start Exercise input

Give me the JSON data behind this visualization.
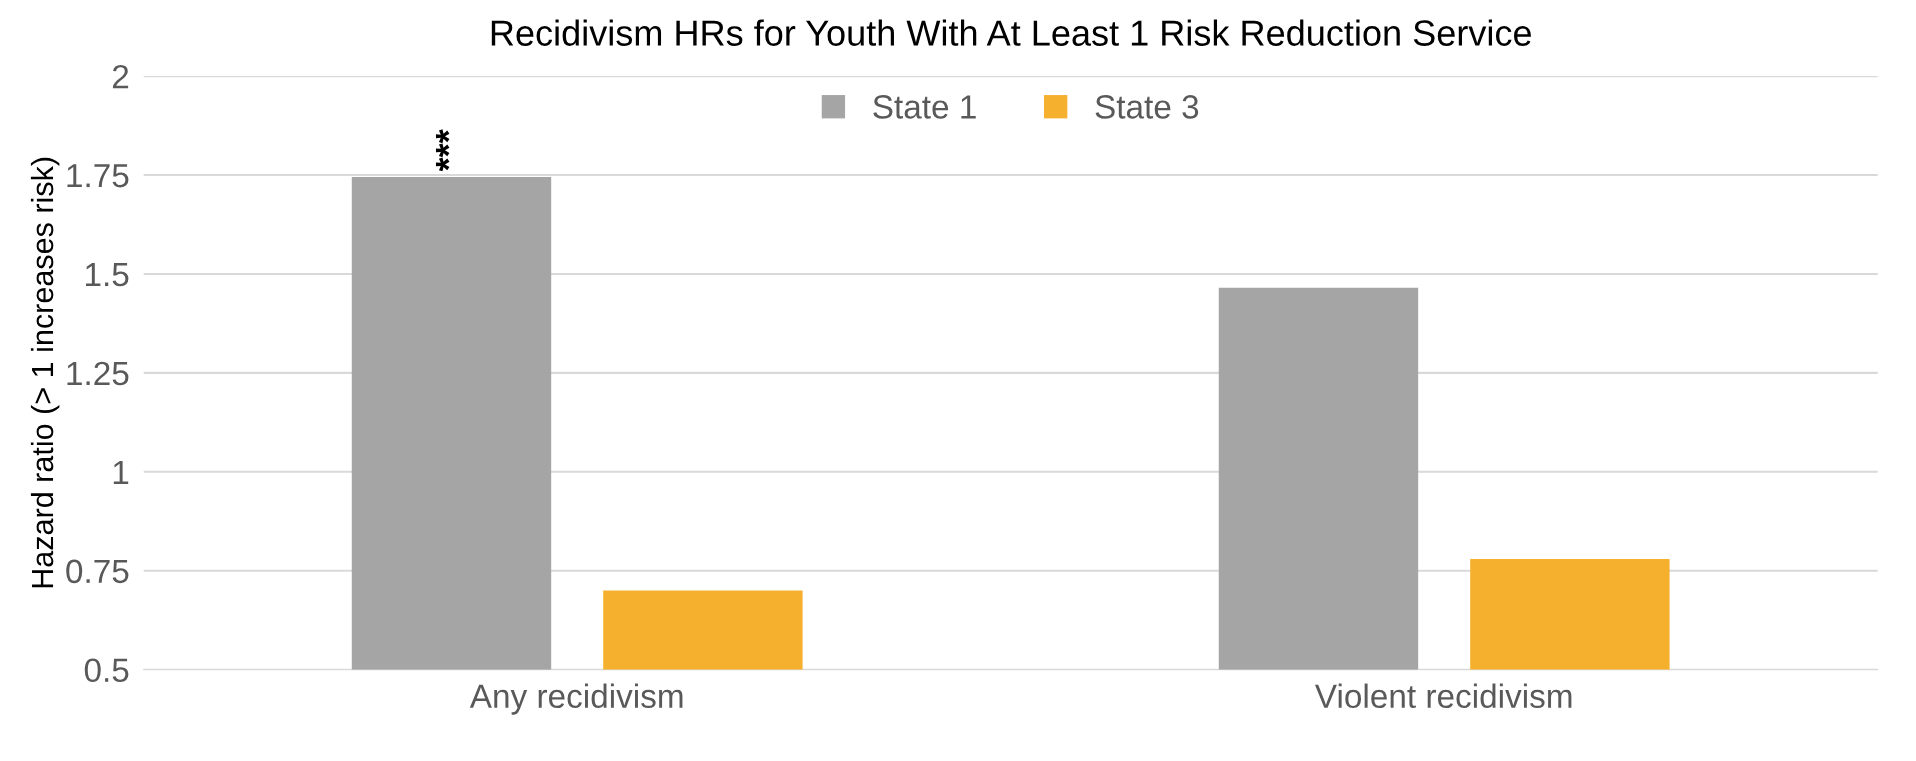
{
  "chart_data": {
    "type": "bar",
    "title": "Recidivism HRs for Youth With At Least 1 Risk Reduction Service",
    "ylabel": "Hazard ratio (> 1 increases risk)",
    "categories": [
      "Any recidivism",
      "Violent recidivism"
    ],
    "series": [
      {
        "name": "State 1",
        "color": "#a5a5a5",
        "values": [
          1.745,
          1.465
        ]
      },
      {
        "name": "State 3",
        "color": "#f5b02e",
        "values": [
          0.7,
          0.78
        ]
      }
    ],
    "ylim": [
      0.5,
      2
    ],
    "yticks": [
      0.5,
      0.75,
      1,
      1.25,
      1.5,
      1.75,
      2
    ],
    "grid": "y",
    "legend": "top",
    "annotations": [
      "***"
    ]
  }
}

end Exercise input

Task statement —
Copy the data word for word. Pictures do not go in the copy.

Result of the task —
Give me the JSON data behind this visualization.
{
  "chart_data": {
    "type": "bar",
    "title": "Recidivism HRs for Youth With At Least 1 Risk Reduction Service",
    "ylabel": "Hazard ratio (> 1 increases risk)",
    "categories": [
      "Any recidivism",
      "Violent recidivism"
    ],
    "series": [
      {
        "name": "State 1",
        "color": "#a5a5a5",
        "values": [
          1.745,
          1.465
        ]
      },
      {
        "name": "State 3",
        "color": "#f5b02e",
        "values": [
          0.7,
          0.78
        ]
      }
    ],
    "ylim": [
      0.5,
      2
    ],
    "yticks": [
      0.5,
      0.75,
      1,
      1.25,
      1.5,
      1.75,
      2
    ],
    "grid": "y",
    "legend": "top",
    "annotations": [
      "***"
    ]
  }
}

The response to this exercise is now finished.